Start of DATA SUPPLIED
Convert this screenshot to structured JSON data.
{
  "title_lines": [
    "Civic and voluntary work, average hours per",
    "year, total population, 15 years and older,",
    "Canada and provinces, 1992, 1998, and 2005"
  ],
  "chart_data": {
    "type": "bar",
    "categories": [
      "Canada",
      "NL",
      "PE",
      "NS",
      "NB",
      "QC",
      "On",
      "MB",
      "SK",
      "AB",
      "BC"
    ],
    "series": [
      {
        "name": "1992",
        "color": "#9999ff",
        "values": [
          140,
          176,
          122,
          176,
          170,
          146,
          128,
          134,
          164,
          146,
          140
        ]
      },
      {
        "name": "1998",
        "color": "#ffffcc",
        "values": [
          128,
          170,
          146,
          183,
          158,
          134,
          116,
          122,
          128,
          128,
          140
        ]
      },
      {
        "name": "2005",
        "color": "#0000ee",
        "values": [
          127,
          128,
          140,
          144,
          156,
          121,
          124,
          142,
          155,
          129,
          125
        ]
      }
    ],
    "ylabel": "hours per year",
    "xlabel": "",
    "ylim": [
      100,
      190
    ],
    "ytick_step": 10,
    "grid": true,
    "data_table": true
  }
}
End of DATA SUPPLIED
*WHAT IS NEEDED*
Spot every line that holds "year" and copy it.

*RESPONSE BELOW*
    "year, total population, 15 years and older,",
    "ylabel": "hours per year",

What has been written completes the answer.